---- TASK INPUTS

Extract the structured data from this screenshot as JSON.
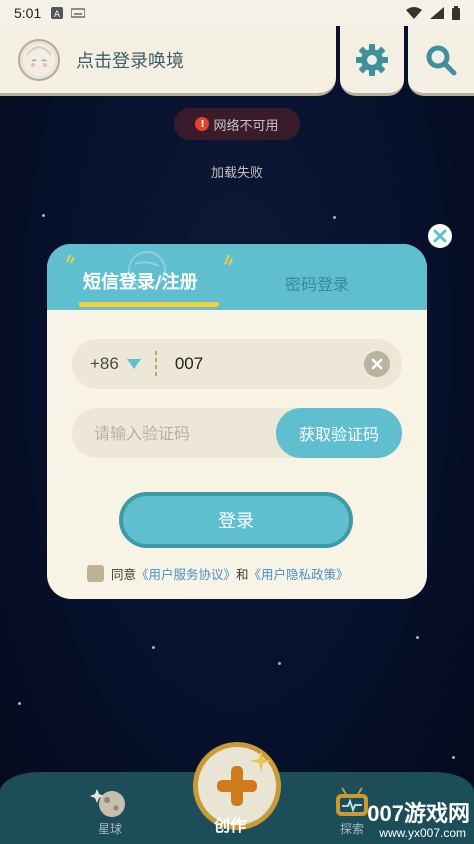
{
  "status_bar": {
    "time": "5:01"
  },
  "header": {
    "login_prompt": "点击登录唤境"
  },
  "background": {
    "network_error": "网络不可用",
    "load_failed": "加载失败"
  },
  "dialog": {
    "tabs": [
      {
        "label": "短信登录/注册",
        "active": true
      },
      {
        "label": "密码登录",
        "active": false
      }
    ],
    "phone": {
      "country_code": "+86",
      "value": "007"
    },
    "code": {
      "placeholder": "请输入验证码",
      "get_code_label": "获取验证码"
    },
    "login_label": "登录",
    "agreement": {
      "prefix": "同意",
      "user_agreement": "《用户服务协议》",
      "and": "和",
      "privacy_policy": "《用户隐私政策》"
    }
  },
  "bottom_nav": {
    "planet_label": "星球",
    "create_label": "创作",
    "explore_label": "探索"
  },
  "watermark": {
    "brand": "007游戏网",
    "url": "www.yx007.com"
  },
  "colors": {
    "accent": "#5fbfcf",
    "accent_dark": "#3f9aa8",
    "panel_bg": "#f7f3e5",
    "underline": "#f5cf3b",
    "error": "#e2432b"
  }
}
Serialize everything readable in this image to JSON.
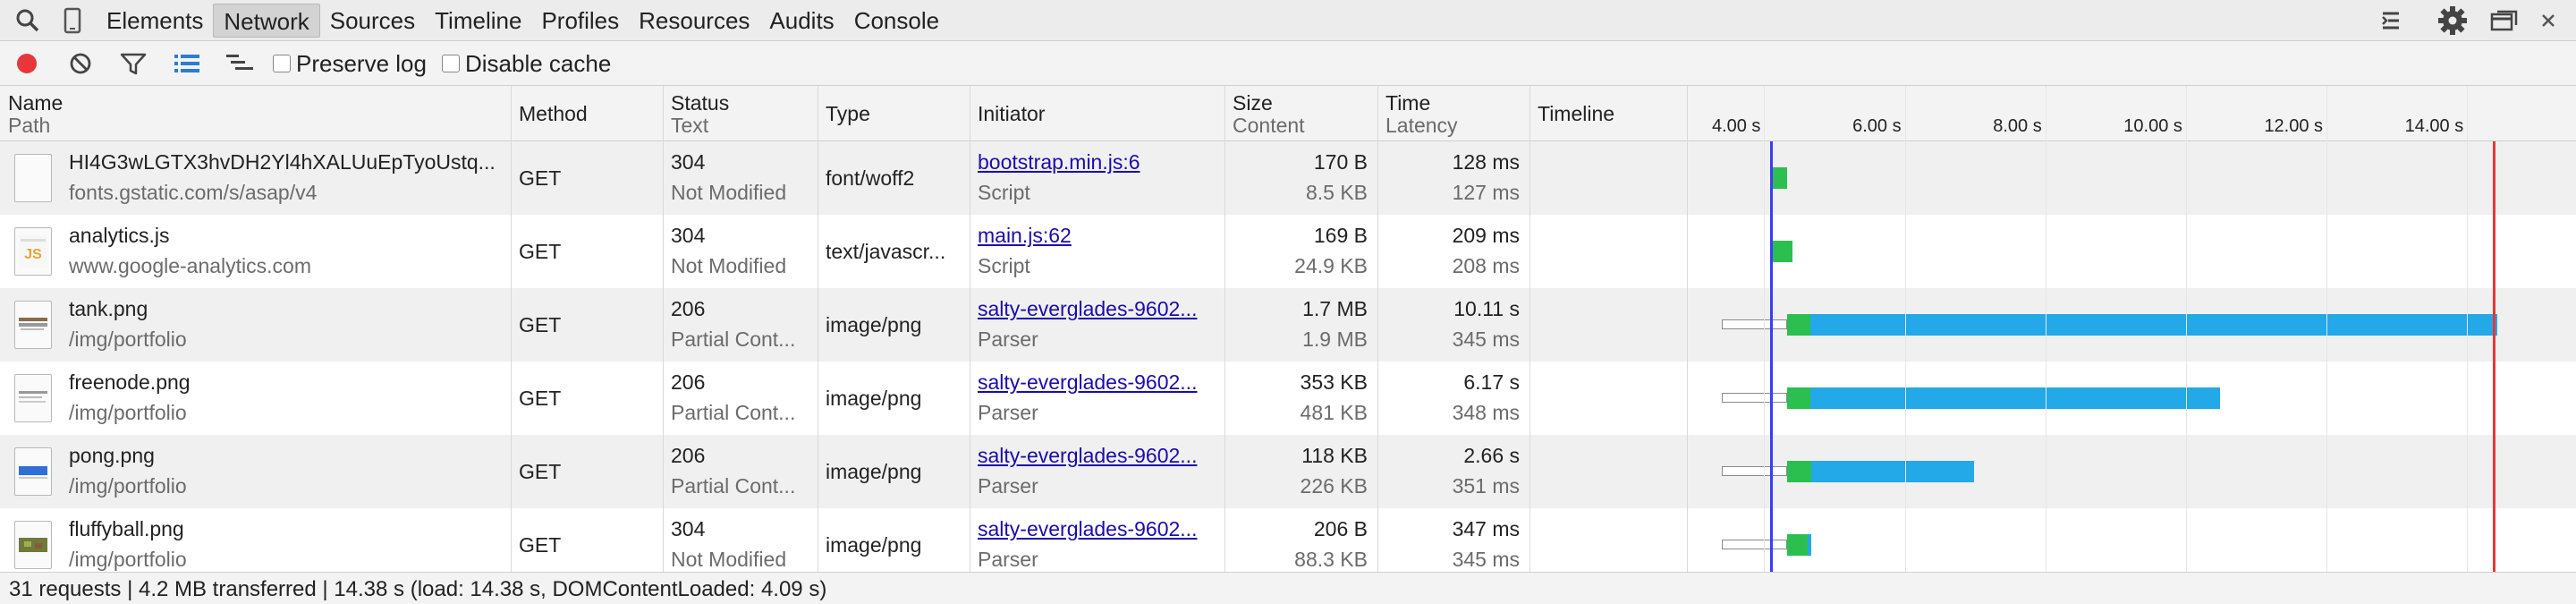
{
  "tabs": [
    "Elements",
    "Network",
    "Sources",
    "Timeline",
    "Profiles",
    "Resources",
    "Audits",
    "Console"
  ],
  "active_tab": "Network",
  "toolbar": {
    "preserve_log": "Preserve log",
    "disable_cache": "Disable cache",
    "record_color": "#e8363a"
  },
  "columns": {
    "name": "Name",
    "name_sub": "Path",
    "method": "Method",
    "status": "Status",
    "status_sub": "Text",
    "type": "Type",
    "initiator": "Initiator",
    "size": "Size",
    "size_sub": "Content",
    "time": "Time",
    "time_sub": "Latency",
    "timeline": "Timeline"
  },
  "timeline_ticks": [
    "4.00 s",
    "6.00 s",
    "8.00 s",
    "10.00 s",
    "12.00 s",
    "14.00 s"
  ],
  "timeline_scale": {
    "start_s": 2.9,
    "end_s": 15.55
  },
  "markers": {
    "domcontentloaded_s": 4.09,
    "load_s": 14.38,
    "dom_color": "#3b3bff",
    "load_color": "#e53935"
  },
  "rows": [
    {
      "name": "HI4G3wLGTX3hvDH2Yl4hXALUuEpTyoUstq...",
      "path": "fonts.gstatic.com/s/asap/v4",
      "method": "GET",
      "status": "304",
      "status_text": "Not Modified",
      "type": "font/woff2",
      "initiator": "bootstrap.min.js:6",
      "initiator_sub": "Script",
      "size": "170 B",
      "content": "8.5 KB",
      "time": "128 ms",
      "latency": "127 ms",
      "thumb": "blank",
      "start_s": 4.12,
      "wait_s": 0,
      "green_s": 0.2,
      "blue_s": 0.0
    },
    {
      "name": "analytics.js",
      "path": "www.google-analytics.com",
      "method": "GET",
      "status": "304",
      "status_text": "Not Modified",
      "type": "text/javascr...",
      "initiator": "main.js:62",
      "initiator_sub": "Script",
      "size": "169 B",
      "content": "24.9 KB",
      "time": "209 ms",
      "latency": "208 ms",
      "thumb": "js",
      "start_s": 4.12,
      "wait_s": 0,
      "green_s": 0.28,
      "blue_s": 0.0
    },
    {
      "name": "tank.png",
      "path": "/img/portfolio",
      "method": "GET",
      "status": "206",
      "status_text": "Partial Cont...",
      "type": "image/png",
      "initiator": "salty-everglades-9602...",
      "initiator_sub": "Parser",
      "size": "1.7 MB",
      "content": "1.9 MB",
      "time": "10.11 s",
      "latency": "345 ms",
      "thumb": "tank",
      "start_s": 3.4,
      "wait_s": 0.92,
      "green_s": 0.34,
      "blue_s": 9.77
    },
    {
      "name": "freenode.png",
      "path": "/img/portfolio",
      "method": "GET",
      "status": "206",
      "status_text": "Partial Cont...",
      "type": "image/png",
      "initiator": "salty-everglades-9602...",
      "initiator_sub": "Parser",
      "size": "353 KB",
      "content": "481 KB",
      "time": "6.17 s",
      "latency": "348 ms",
      "thumb": "doc",
      "start_s": 3.4,
      "wait_s": 0.92,
      "green_s": 0.34,
      "blue_s": 5.83
    },
    {
      "name": "pong.png",
      "path": "/img/portfolio",
      "method": "GET",
      "status": "206",
      "status_text": "Partial Cont...",
      "type": "image/png",
      "initiator": "salty-everglades-9602...",
      "initiator_sub": "Parser",
      "size": "118 KB",
      "content": "226 KB",
      "time": "2.66 s",
      "latency": "351 ms",
      "thumb": "pong",
      "start_s": 3.4,
      "wait_s": 0.92,
      "green_s": 0.35,
      "blue_s": 2.31
    },
    {
      "name": "fluffyball.png",
      "path": "/img/portfolio",
      "method": "GET",
      "status": "304",
      "status_text": "Not Modified",
      "type": "image/png",
      "initiator": "salty-everglades-9602...",
      "initiator_sub": "Parser",
      "size": "206 B",
      "content": "88.3 KB",
      "time": "347 ms",
      "latency": "345 ms",
      "thumb": "fluffy",
      "start_s": 3.4,
      "wait_s": 0.92,
      "green_s": 0.3,
      "blue_s": 0.05
    }
  ],
  "status_summary": "31 requests | 4.2 MB transferred | 14.38 s (load: 14.38 s, DOMContentLoaded: 4.09 s)"
}
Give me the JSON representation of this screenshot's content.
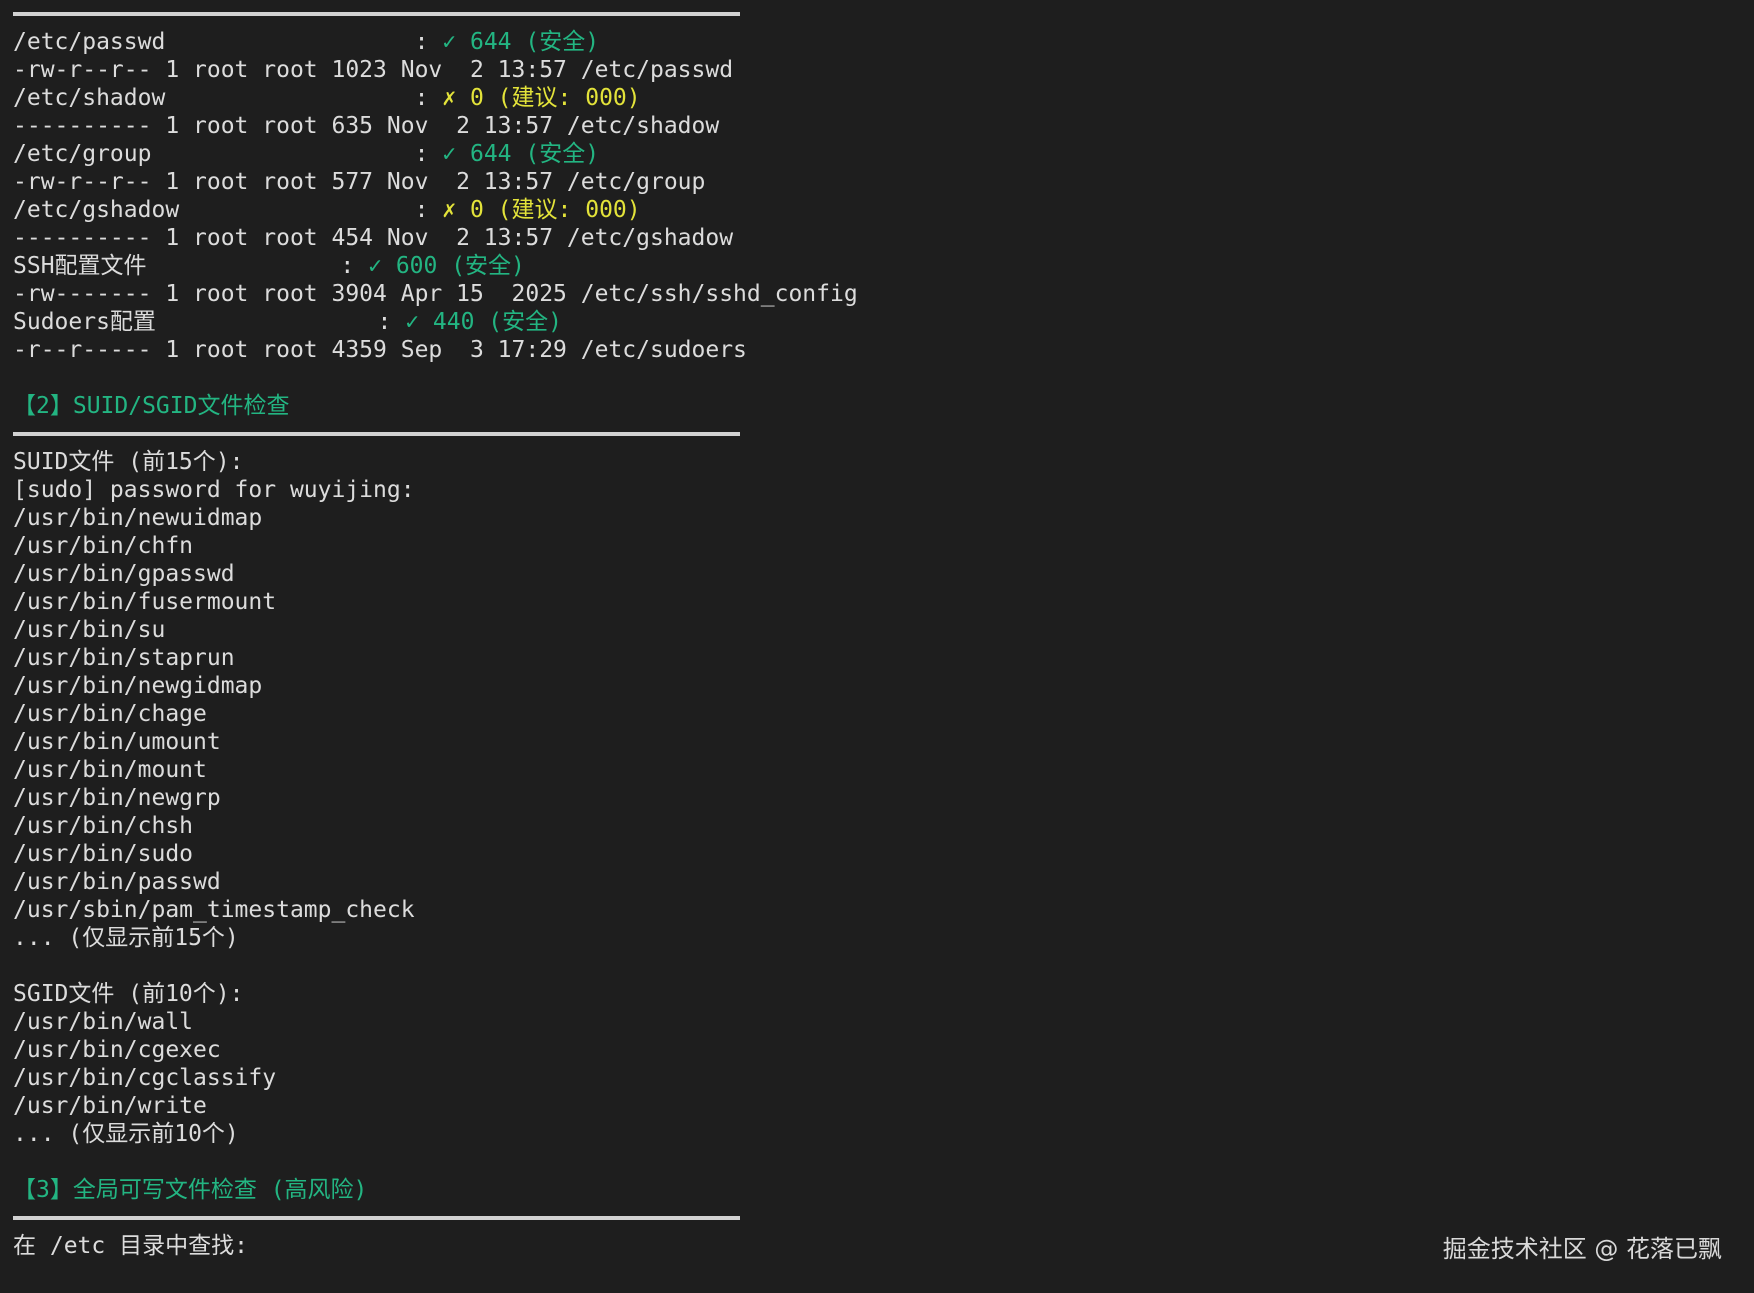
{
  "perm_checks": [
    {
      "label": "/etc/passwd                  ",
      "sep": ": ",
      "mark": "✓",
      "result": " 644 (安全)",
      "status": "ok",
      "ls": "-rw-r--r-- 1 root root 1023 Nov  2 13:57 /etc/passwd"
    },
    {
      "label": "/etc/shadow                  ",
      "sep": ": ",
      "mark": "✗",
      "result": " 0 (建议: 000)",
      "status": "warn",
      "ls": "---------- 1 root root 635 Nov  2 13:57 /etc/shadow"
    },
    {
      "label": "/etc/group                   ",
      "sep": ": ",
      "mark": "✓",
      "result": " 644 (安全)",
      "status": "ok",
      "ls": "-rw-r--r-- 1 root root 577 Nov  2 13:57 /etc/group"
    },
    {
      "label": "/etc/gshadow                 ",
      "sep": ": ",
      "mark": "✗",
      "result": " 0 (建议: 000)",
      "status": "warn",
      "ls": "---------- 1 root root 454 Nov  2 13:57 /etc/gshadow"
    },
    {
      "label": "SSH配置文件              ",
      "sep": ": ",
      "mark": "✓",
      "result": " 600 (安全)",
      "status": "ok",
      "ls": "-rw------- 1 root root 3904 Apr 15  2025 /etc/ssh/sshd_config"
    },
    {
      "label": "Sudoers配置                ",
      "sep": ": ",
      "mark": "✓",
      "result": " 440 (安全)",
      "status": "ok",
      "ls": "-r--r----- 1 root root 4359 Sep  3 17:29 /etc/sudoers"
    }
  ],
  "section2": {
    "heading": "【2】SUID/SGID文件检查",
    "suid_title": "SUID文件 (前15个):",
    "sudo_prompt": "[sudo] password for wuyijing:",
    "suid_files": [
      "/usr/bin/newuidmap",
      "/usr/bin/chfn",
      "/usr/bin/gpasswd",
      "/usr/bin/fusermount",
      "/usr/bin/su",
      "/usr/bin/staprun",
      "/usr/bin/newgidmap",
      "/usr/bin/chage",
      "/usr/bin/umount",
      "/usr/bin/mount",
      "/usr/bin/newgrp",
      "/usr/bin/chsh",
      "/usr/bin/sudo",
      "/usr/bin/passwd",
      "/usr/sbin/pam_timestamp_check"
    ],
    "suid_more": "... (仅显示前15个)",
    "sgid_title": "SGID文件 (前10个):",
    "sgid_files": [
      "/usr/bin/wall",
      "/usr/bin/cgexec",
      "/usr/bin/cgclassify",
      "/usr/bin/write"
    ],
    "sgid_more": "... (仅显示前10个)"
  },
  "section3": {
    "heading": "【3】全局可写文件检查 (高风险)",
    "search_text": "在 /etc 目录中查找:"
  },
  "watermark": "掘金技术社区 @ 花落已飘",
  "colors": {
    "background": "#1e1e1e",
    "text": "#dcdcdc",
    "ok": "#23b582",
    "warn": "#e3e33a",
    "rule": "#d2d2d2"
  }
}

--------

SHORT PROBLEM >>
Make a copy of each line that contains the string "gshadow".

FULL SOLUTION >>
      "label": "/etc/gshadow                 ",
      "ls": "---------- 1 root root 454 Nov  2 13:57 /etc/gshadow"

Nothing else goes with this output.